* [Set task]:
Find every line in the records below that holds the word "Forense", and copy it out.

* [Raw data]:

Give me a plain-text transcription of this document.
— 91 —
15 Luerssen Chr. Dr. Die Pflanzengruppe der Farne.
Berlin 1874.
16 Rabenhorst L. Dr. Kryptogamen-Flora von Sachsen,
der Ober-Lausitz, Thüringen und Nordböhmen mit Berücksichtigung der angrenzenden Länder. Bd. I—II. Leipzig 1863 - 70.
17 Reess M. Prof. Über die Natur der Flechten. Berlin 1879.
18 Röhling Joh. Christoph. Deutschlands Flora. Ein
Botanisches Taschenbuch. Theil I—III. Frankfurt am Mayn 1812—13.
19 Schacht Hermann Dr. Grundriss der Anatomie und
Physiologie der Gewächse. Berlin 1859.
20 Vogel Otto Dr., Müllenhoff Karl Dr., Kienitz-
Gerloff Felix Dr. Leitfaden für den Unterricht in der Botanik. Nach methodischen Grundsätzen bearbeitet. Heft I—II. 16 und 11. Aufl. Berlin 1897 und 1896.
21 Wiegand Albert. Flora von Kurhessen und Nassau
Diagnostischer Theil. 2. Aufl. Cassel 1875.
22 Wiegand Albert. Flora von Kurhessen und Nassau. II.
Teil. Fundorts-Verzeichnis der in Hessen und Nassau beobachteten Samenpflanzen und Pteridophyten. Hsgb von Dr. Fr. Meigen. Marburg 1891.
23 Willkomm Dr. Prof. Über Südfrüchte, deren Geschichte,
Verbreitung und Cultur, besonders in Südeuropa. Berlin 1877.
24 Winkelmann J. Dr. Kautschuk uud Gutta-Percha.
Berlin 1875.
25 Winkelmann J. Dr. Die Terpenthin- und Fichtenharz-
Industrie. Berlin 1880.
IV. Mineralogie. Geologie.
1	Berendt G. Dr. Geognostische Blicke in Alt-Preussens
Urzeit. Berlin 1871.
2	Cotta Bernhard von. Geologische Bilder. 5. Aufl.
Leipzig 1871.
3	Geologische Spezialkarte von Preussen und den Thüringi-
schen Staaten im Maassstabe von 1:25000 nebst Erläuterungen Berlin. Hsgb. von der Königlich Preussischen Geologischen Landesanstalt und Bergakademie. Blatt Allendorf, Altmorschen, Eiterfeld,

* * *

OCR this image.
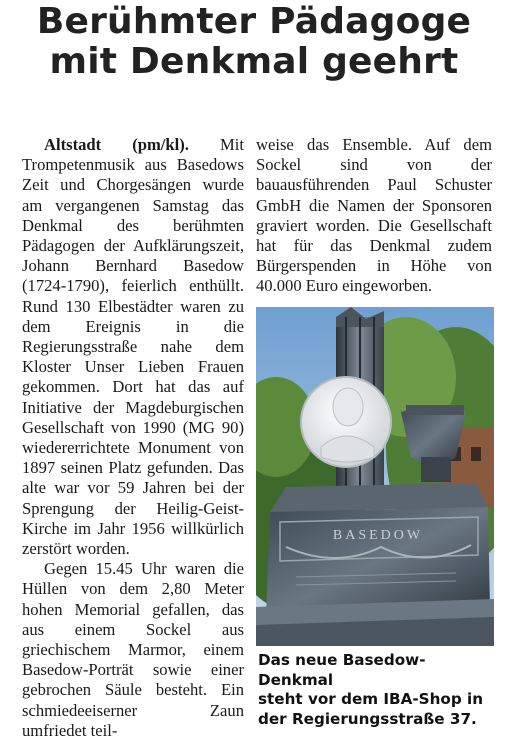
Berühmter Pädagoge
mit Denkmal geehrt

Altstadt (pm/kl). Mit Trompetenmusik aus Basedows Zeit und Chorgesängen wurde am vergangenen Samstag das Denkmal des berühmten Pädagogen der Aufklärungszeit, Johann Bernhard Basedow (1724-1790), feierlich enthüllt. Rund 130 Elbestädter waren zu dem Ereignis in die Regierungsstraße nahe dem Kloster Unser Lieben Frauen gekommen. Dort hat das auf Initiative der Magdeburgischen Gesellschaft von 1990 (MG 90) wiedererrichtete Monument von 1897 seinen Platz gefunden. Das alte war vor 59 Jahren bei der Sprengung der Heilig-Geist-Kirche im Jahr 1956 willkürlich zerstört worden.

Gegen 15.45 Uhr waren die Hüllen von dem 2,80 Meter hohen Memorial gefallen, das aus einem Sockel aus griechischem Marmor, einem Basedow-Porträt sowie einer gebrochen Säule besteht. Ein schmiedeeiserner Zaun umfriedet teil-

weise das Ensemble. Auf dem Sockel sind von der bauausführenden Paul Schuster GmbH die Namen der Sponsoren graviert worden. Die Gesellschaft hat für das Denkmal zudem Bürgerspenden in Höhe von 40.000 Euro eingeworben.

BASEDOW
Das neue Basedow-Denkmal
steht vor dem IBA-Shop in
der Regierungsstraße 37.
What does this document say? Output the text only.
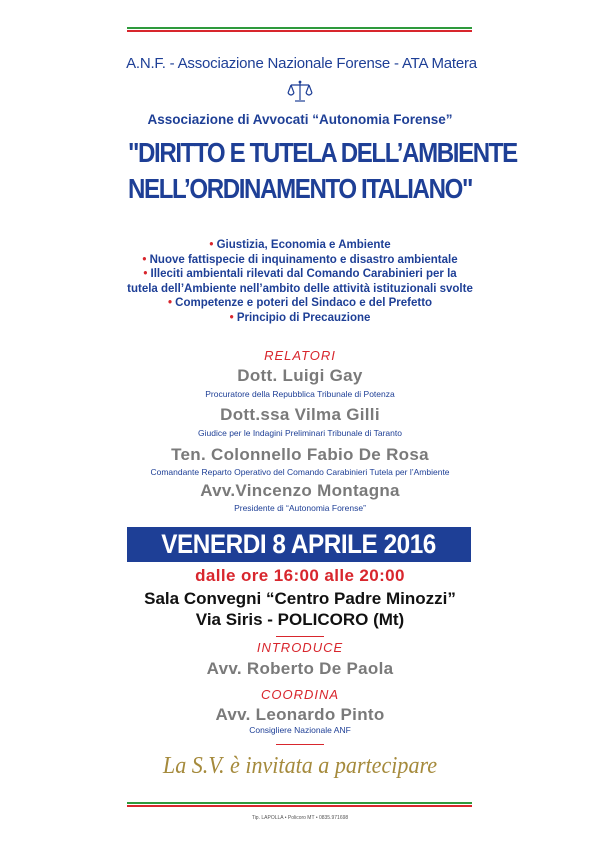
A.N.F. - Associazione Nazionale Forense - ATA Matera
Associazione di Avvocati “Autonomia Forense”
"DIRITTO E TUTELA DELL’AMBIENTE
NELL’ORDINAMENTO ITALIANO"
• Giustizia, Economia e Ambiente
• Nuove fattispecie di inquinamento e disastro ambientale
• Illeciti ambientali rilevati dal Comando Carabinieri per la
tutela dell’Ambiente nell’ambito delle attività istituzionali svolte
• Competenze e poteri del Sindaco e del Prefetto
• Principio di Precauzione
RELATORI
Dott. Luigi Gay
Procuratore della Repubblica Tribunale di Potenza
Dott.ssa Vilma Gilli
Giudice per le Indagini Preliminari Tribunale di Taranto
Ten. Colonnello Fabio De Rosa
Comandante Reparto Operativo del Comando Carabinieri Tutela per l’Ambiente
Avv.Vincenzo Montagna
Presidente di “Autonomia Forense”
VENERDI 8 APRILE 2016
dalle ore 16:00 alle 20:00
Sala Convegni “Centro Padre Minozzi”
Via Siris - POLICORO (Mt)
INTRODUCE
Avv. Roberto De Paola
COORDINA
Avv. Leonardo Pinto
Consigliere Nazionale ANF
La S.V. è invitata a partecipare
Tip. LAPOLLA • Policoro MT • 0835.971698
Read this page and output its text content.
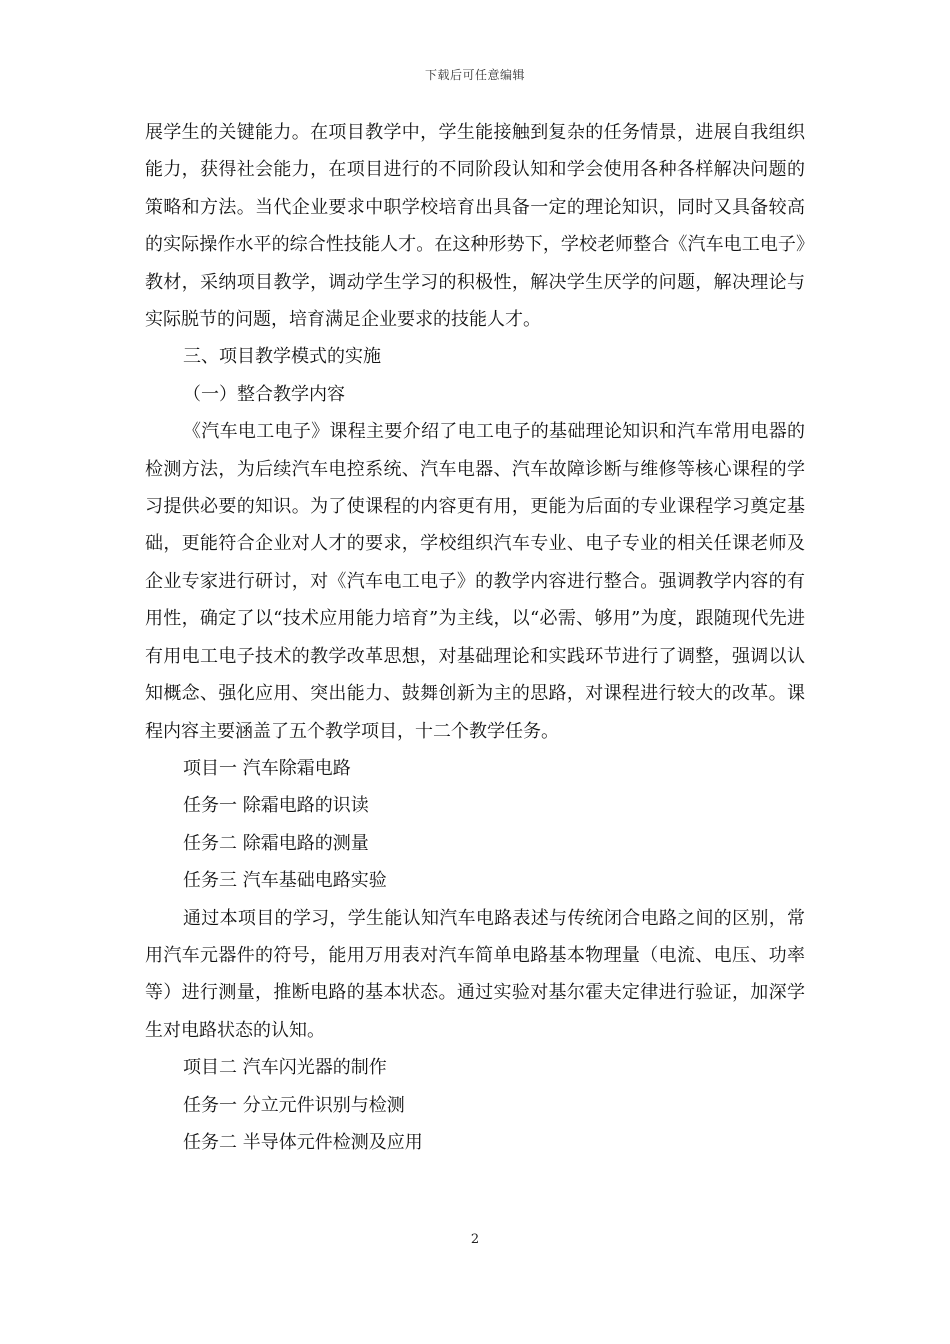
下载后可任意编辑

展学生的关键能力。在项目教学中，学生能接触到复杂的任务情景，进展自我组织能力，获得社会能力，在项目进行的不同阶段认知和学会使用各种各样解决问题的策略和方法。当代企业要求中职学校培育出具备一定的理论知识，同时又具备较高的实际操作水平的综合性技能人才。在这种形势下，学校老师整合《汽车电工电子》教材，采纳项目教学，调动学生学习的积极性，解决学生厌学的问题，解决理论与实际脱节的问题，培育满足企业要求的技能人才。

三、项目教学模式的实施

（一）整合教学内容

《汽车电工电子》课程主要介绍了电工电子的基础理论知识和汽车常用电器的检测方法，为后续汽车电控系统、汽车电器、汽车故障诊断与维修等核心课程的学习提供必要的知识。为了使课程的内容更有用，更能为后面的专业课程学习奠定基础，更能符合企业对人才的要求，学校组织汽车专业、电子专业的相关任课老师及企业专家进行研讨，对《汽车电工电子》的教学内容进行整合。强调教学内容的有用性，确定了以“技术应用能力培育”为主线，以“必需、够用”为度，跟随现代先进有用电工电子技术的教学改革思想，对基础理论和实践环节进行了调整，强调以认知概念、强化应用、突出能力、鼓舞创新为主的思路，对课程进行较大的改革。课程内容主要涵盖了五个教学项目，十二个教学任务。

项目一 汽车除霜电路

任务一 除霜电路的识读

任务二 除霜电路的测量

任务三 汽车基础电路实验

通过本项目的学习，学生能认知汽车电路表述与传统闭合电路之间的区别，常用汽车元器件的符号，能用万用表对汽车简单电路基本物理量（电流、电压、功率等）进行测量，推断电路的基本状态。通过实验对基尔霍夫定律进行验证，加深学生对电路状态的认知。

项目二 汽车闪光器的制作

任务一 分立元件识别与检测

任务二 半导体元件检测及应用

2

==

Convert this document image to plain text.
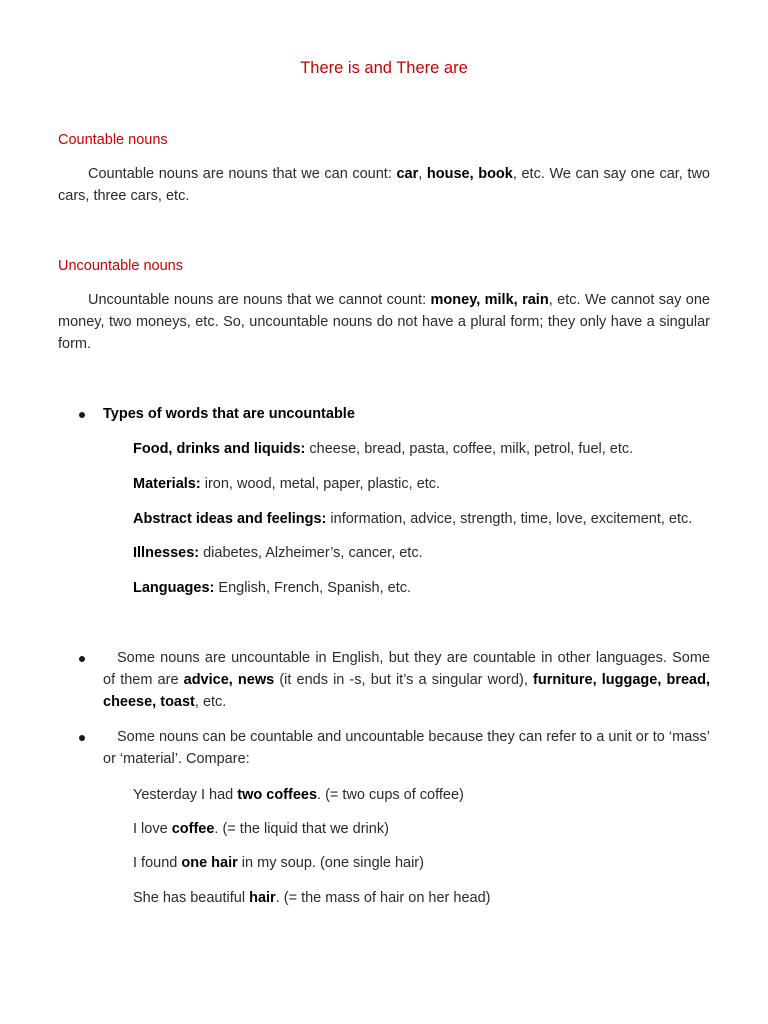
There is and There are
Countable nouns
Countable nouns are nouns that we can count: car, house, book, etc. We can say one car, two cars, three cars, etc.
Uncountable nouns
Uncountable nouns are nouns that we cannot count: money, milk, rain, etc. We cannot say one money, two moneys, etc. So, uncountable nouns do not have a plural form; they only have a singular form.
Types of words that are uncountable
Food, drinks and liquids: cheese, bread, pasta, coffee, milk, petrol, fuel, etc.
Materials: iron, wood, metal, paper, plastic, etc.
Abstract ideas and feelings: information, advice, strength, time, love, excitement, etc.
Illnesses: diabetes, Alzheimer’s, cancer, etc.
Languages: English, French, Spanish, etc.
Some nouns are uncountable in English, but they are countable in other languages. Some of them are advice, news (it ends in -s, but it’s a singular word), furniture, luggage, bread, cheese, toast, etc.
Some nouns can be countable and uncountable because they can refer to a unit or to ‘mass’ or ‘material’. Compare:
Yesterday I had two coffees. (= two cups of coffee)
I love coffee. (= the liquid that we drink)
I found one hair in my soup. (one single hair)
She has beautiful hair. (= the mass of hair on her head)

* [Expected output]:
A.N.F. - Associazione Nazionale Forense - ATA Matera
Associazione di Avvocati “Autonomia Forense”
Presidente di “Autonomia Forense”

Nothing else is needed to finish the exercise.